- Prompt
The records below should be written out again, exactly.

- Input data

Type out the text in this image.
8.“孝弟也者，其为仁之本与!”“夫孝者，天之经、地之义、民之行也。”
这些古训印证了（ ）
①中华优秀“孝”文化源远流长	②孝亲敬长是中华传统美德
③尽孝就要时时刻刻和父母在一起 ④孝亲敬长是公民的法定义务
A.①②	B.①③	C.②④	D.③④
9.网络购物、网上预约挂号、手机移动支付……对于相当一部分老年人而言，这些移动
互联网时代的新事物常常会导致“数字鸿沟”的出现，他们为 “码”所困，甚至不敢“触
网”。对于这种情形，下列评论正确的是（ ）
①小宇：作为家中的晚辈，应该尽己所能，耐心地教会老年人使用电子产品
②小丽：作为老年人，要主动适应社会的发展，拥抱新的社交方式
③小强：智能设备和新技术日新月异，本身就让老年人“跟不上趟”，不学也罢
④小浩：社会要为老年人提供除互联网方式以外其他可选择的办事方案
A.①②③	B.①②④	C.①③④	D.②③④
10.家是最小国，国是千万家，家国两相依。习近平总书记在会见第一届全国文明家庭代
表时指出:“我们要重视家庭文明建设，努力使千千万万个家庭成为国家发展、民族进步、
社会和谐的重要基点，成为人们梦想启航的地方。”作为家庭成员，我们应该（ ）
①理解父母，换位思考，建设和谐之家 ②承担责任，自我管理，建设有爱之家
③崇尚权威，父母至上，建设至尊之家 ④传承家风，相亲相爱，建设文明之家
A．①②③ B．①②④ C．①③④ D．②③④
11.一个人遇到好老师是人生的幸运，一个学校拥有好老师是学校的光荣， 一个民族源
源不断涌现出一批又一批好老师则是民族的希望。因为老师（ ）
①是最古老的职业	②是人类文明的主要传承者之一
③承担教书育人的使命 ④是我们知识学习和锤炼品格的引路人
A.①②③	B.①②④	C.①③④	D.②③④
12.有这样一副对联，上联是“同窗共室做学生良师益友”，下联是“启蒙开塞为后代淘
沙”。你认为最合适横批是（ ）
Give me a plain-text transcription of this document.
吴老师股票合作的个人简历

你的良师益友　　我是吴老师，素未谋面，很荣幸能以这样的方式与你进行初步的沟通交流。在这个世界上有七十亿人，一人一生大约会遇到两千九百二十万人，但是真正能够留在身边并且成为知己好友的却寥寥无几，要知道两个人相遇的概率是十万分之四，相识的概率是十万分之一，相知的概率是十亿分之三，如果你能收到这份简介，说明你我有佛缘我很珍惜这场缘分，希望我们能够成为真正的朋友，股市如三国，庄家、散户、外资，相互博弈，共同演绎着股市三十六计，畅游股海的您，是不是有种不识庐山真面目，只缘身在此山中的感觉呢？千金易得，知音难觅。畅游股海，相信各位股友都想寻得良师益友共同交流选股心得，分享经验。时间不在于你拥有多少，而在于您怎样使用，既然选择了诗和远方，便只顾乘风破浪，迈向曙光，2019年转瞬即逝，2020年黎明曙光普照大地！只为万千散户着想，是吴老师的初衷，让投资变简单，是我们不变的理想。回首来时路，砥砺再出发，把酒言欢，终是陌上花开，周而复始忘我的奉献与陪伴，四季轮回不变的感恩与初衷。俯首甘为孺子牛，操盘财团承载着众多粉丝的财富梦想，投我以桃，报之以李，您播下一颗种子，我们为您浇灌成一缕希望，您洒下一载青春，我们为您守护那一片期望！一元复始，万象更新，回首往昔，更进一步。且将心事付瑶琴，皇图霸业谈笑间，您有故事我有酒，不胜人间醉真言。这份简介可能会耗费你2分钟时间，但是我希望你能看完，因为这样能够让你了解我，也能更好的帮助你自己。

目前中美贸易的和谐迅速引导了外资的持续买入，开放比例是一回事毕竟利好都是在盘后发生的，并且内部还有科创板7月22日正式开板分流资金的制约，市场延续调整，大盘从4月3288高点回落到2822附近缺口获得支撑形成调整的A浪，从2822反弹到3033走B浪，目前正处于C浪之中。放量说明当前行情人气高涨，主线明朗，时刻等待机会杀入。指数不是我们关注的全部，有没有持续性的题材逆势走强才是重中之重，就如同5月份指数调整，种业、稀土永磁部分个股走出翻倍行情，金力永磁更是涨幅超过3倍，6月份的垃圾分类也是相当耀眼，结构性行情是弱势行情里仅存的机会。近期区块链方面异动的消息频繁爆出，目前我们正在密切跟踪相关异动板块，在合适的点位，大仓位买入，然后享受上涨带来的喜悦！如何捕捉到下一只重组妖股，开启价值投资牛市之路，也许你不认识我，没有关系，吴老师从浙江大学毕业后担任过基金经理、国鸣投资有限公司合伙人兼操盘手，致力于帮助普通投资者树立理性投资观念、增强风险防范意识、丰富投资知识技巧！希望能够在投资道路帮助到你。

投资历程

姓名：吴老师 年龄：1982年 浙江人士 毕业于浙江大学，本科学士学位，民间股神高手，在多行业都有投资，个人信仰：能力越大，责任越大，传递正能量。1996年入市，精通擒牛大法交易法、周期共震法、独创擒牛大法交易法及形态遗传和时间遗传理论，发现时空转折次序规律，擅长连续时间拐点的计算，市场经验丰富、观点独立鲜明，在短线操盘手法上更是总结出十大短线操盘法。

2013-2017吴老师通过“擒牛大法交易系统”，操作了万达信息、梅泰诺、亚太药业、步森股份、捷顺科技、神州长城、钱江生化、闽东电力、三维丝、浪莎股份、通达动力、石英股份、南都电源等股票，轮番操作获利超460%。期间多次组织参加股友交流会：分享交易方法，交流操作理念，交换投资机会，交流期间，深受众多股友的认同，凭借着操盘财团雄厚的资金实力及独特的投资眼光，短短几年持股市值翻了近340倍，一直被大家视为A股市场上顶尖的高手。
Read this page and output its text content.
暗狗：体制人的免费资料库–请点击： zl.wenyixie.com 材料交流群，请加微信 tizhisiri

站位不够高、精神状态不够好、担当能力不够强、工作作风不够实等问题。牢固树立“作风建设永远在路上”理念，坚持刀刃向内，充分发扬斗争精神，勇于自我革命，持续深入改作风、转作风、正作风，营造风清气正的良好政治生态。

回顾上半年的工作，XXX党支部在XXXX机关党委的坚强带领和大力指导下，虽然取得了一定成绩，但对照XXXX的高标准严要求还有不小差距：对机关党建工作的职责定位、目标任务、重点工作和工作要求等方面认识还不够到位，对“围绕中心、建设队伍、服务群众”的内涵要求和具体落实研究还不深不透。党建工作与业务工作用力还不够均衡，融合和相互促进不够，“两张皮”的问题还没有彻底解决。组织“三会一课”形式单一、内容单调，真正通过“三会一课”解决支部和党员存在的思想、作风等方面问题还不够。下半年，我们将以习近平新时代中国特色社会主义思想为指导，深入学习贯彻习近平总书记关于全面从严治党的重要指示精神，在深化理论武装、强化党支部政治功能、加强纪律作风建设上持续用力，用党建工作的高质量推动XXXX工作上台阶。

- Exercise result
Type out the text in this image.
8.“孝弟也者，其为仁之本与!”“夫孝者，天之经、地之义、民之行也。”
这些古训印证了（ ）
①中华优秀“孝”文化源远流长	②孝亲敬长是中华传统美德
③尽孝就要时时刻刻和父母在一起 ④孝亲敬长是公民的法定义务
A.①②	B.①③	C.②④	D.③④
9.网络购物、网上预约挂号、手机移动支付……对于相当一部分老年人而言，这些移动
互联网时代的新事物常常会导致“数字鸿沟”的出现，他们为 “码”所困，甚至不敢“触
网”。对于这种情形，下列评论正确的是（ ）
①小宇：作为家中的晚辈，应该尽己所能，耐心地教会老年人使用电子产品
②小丽：作为老年人，要主动适应社会的发展，拥抱新的社交方式
③小强：智能设备和新技术日新月异，本身就让老年人“跟不上趟”，不学也罢
④小浩：社会要为老年人提供除互联网方式以外其他可选择的办事方案
A.①②③	B.①②④	C.①③④	D.②③④
10.家是最小国，国是千万家，家国两相依。习近平总书记在会见第一届全国文明家庭代
表时指出:“我们要重视家庭文明建设，努力使千千万万个家庭成为国家发展、民族进步、
社会和谐的重要基点，成为人们梦想启航的地方。”作为家庭成员，我们应该（ ）
①理解父母，换位思考，建设和谐之家 ②承担责任，自我管理，建设有爱之家
③崇尚权威，父母至上，建设至尊之家 ④传承家风，相亲相爱，建设文明之家
A．①②③ B．①②④ C．①③④ D．②③④
11.一个人遇到好老师是人生的幸运，一个学校拥有好老师是学校的光荣， 一个民族源
源不断涌现出一批又一批好老师则是民族的希望。因为老师（ ）
①是最古老的职业	②是人类文明的主要传承者之一
③承担教书育人的使命 ④是我们知识学习和锤炼品格的引路人
A.①②③	B.①②④	C.①③④	D.②③④
12.有这样一副对联，上联是“同窗共室做学生良师益友”，下联是“启蒙开塞为后代淘
沙”。你认为最合适横批是（ ）
Give me a plain-text transcription of this document.
吴老师股票合作的个人简历

你的良师益友　　我是吴老师，素未谋面，很荣幸能以这样的方式与你进行初步的沟通交流。在这个世界上有七十亿人，一人一生大约会遇到两千九百二十万人，但是真正能够留在身边并且成为知己好友的却寥寥无几，要知道两个人相遇的概率是十万分之四，相识的概率是十万分之一，相知的概率是十亿分之三，如果你能收到这份简介，说明你我有佛缘我很珍惜这场缘分，希望我们能够成为真正的朋友，股市如三国，庄家、散户、外资，相互博弈，共同演绎着股市三十六计，畅游股海的您，是不是有种不识庐山真面目，只缘身在此山中的感觉呢？千金易得，知音难觅。畅游股海，相信各位股友都想寻得良师益友共同交流选股心得，分享经验。时间不在于你拥有多少，而在于您怎样使用，既然选择了诗和远方，便只顾乘风破浪，迈向曙光，2019年转瞬即逝，2020年黎明曙光普照大地！只为万千散户着想，是吴老师的初衷，让投资变简单，是我们不变的理想。回首来时路，砥砺再出发，把酒言欢，终是陌上花开，周而复始忘我的奉献与陪伴，四季轮回不变的感恩与初衷。俯首甘为孺子牛，操盘财团承载着众多粉丝的财富梦想，投我以桃，报之以李，您播下一颗种子，我们为您浇灌成一缕希望，您洒下一载青春，我们为您守护那一片期望！一元复始，万象更新，回首往昔，更进一步。且将心事付瑶琴，皇图霸业谈笑间，您有故事我有酒，不胜人间醉真言。这份简介可能会耗费你2分钟时间，但是我希望你能看完，因为这样能够让你了解我，也能更好的帮助你自己。

目前中美贸易的和谐迅速引导了外资的持续买入，开放比例是一回事毕竟利好都是在盘后发生的，并且内部还有科创板7月22日正式开板分流资金的制约，市场延续调整，大盘从4月3288高点回落到2822附近缺口获得支撑形成调整的A浪，从2822反弹到3033走B浪，目前正处于C浪之中。放量说明当前行情人气高涨，主线明朗，时刻等待机会杀入。指数不是我们关注的全部，有没有持续性的题材逆势走强才是重中之重，就如同5月份指数调整，种业、稀土永磁部分个股走出翻倍行情，金力永磁更是涨幅超过3倍，6月份的垃圾分类也是相当耀眼，结构性行情是弱势行情里仅存的机会。近期区块链方面异动的消息频繁爆出，目前我们正在密切跟踪相关异动板块，在合适的点位，大仓位买入，然后享受上涨带来的喜悦！如何捕捉到下一只重组妖股，开启价值投资牛市之路，也许你不认识我，没有关系，吴老师从浙江大学毕业后担任过基金经理、国鸣投资有限公司合伙人兼操盘手，致力于帮助普通投资者树立理性投资观念、增强风险防范意识、丰富投资知识技巧！希望能够在投资道路帮助到你。

投资历程

姓名：吴老师 年龄：1982年 浙江人士 毕业于浙江大学，本科学士学位，民间股神高手，在多行业都有投资，个人信仰：能力越大，责任越大，传递正能量。1996年入市，精通擒牛大法交易法、周期共震法、独创擒牛大法交易法及形态遗传和时间遗传理论，发现时空转折次序规律，擅长连续时间拐点的计算，市场经验丰富、观点独立鲜明，在短线操盘手法上更是总结出十大短线操盘法。

2013-2017吴老师通过“擒牛大法交易系统”，操作了万达信息、梅泰诺、亚太药业、步森股份、捷顺科技、神州长城、钱江生化、闽东电力、三维丝、浪莎股份、通达动力、石英股份、南都电源等股票，轮番操作获利超460%。期间多次组织参加股友交流会：分享交易方法，交流操作理念，交换投资机会，交流期间，深受众多股友的认同，凭借着操盘财团雄厚的资金实力及独特的投资眼光，短短几年持股市值翻了近340倍，一直被大家视为A股市场上顶尖的高手。
Read this page and output its text content.
暗狗：体制人的免费资料库–请点击： zl.wenyixie.com 材料交流群，请加微信 tizhisiri

站位不够高、精神状态不够好、担当能力不够强、工作作风不够实等问题。牢固树立“作风建设永远在路上”理念，坚持刀刃向内，充分发扬斗争精神，勇于自我革命，持续深入改作风、转作风、正作风，营造风清气正的良好政治生态。

回顾上半年的工作，XXX党支部在XXXX机关党委的坚强带领和大力指导下，虽然取得了一定成绩，但对照XXXX的高标准严要求还有不小差距：对机关党建工作的职责定位、目标任务、重点工作和工作要求等方面认识还不够到位，对“围绕中心、建设队伍、服务群众”的内涵要求和具体落实研究还不深不透。党建工作与业务工作用力还不够均衡，融合和相互促进不够，“两张皮”的问题还没有彻底解决。组织“三会一课”形式单一、内容单调，真正通过“三会一课”解决支部和党员存在的思想、作风等方面问题还不够。下半年，我们将以习近平新时代中国特色社会主义思想为指导，深入学习贯彻习近平总书记关于全面从严治党的重要指示精神，在深化理论武装、强化党支部政治功能、加强纪律作风建设上持续用力，用党建工作的高质量推动XXXX工作上台阶。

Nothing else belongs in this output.